Exercise requirements: Leaving out the pictures, transcribe all of the records faithfully.

[Begin]

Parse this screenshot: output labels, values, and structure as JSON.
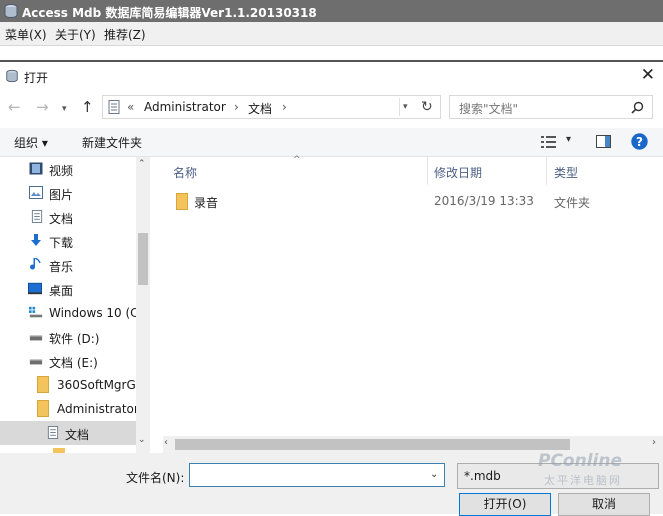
{
  "app": {
    "title": "Access Mdb 数据库简易编辑器Ver1.1.20130318",
    "menu": [
      "菜单(X)",
      "关于(Y)",
      "推荐(Z)"
    ]
  },
  "dialog": {
    "title": "打开",
    "close_glyph": "✕"
  },
  "address": {
    "overflow": "«",
    "crumbs": [
      "Administrator",
      "文档"
    ],
    "search_placeholder": "搜索\"文档\""
  },
  "toolbar": {
    "organize": "组织 ▾",
    "new_folder": "新建文件夹"
  },
  "nav_items": [
    {
      "label": "视频",
      "icon": "video-folder-icon"
    },
    {
      "label": "图片",
      "icon": "pictures-folder-icon"
    },
    {
      "label": "文档",
      "icon": "documents-folder-icon"
    },
    {
      "label": "下载",
      "icon": "download-folder-icon"
    },
    {
      "label": "音乐",
      "icon": "music-folder-icon"
    },
    {
      "label": "桌面",
      "icon": "desktop-folder-icon"
    },
    {
      "label": "Windows 10 (C",
      "icon": "windows-drive-icon"
    },
    {
      "label": "软件 (D:)",
      "icon": "drive-icon"
    },
    {
      "label": "文档 (E:)",
      "icon": "drive-icon"
    },
    {
      "label": "360SoftMgrG",
      "icon": "folder-icon"
    },
    {
      "label": "Administrator",
      "icon": "folder-icon"
    },
    {
      "label": "文档",
      "icon": "documents-folder-icon"
    }
  ],
  "columns": [
    "名称",
    "修改日期",
    "类型"
  ],
  "files": [
    {
      "name": "录音",
      "modified": "2016/3/19 13:33",
      "type": "文件夹"
    }
  ],
  "bottom": {
    "filename_label": "文件名(N):",
    "filename_value": "",
    "filter_value": "*.mdb",
    "open_button": "打开(O)",
    "cancel_button": "取消"
  },
  "watermark": {
    "text": "PConline",
    "sub": "太平洋电脑网"
  },
  "colors": {
    "accent": "#0078d7",
    "folder": "#f3c35c",
    "help": "#1a66c9"
  }
}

[End]

The output:
Parse this screenshot: output labels, values, and structure as JSON.
{
  "app": {
    "title": "Access Mdb 数据库简易编辑器Ver1.1.20130318",
    "menu": [
      "菜单(X)",
      "关于(Y)",
      "推荐(Z)"
    ]
  },
  "dialog": {
    "title": "打开",
    "close_glyph": "✕"
  },
  "address": {
    "overflow": "«",
    "crumbs": [
      "Administrator",
      "文档"
    ],
    "search_placeholder": "搜索\"文档\""
  },
  "toolbar": {
    "organize": "组织 ▾",
    "new_folder": "新建文件夹"
  },
  "nav_items": [
    {
      "label": "视频",
      "icon": "video-folder-icon"
    },
    {
      "label": "图片",
      "icon": "pictures-folder-icon"
    },
    {
      "label": "文档",
      "icon": "documents-folder-icon"
    },
    {
      "label": "下载",
      "icon": "download-folder-icon"
    },
    {
      "label": "音乐",
      "icon": "music-folder-icon"
    },
    {
      "label": "桌面",
      "icon": "desktop-folder-icon"
    },
    {
      "label": "Windows 10 (C",
      "icon": "windows-drive-icon"
    },
    {
      "label": "软件 (D:)",
      "icon": "drive-icon"
    },
    {
      "label": "文档 (E:)",
      "icon": "drive-icon"
    },
    {
      "label": "360SoftMgrG",
      "icon": "folder-icon"
    },
    {
      "label": "Administrator",
      "icon": "folder-icon"
    },
    {
      "label": "文档",
      "icon": "documents-folder-icon"
    }
  ],
  "columns": [
    "名称",
    "修改日期",
    "类型"
  ],
  "files": [
    {
      "name": "录音",
      "modified": "2016/3/19 13:33",
      "type": "文件夹"
    }
  ],
  "bottom": {
    "filename_label": "文件名(N):",
    "filename_value": "",
    "filter_value": "*.mdb",
    "open_button": "打开(O)",
    "cancel_button": "取消"
  },
  "watermark": {
    "text": "PConline",
    "sub": "太平洋电脑网"
  },
  "colors": {
    "accent": "#0078d7",
    "folder": "#f3c35c",
    "help": "#1a66c9"
  }
}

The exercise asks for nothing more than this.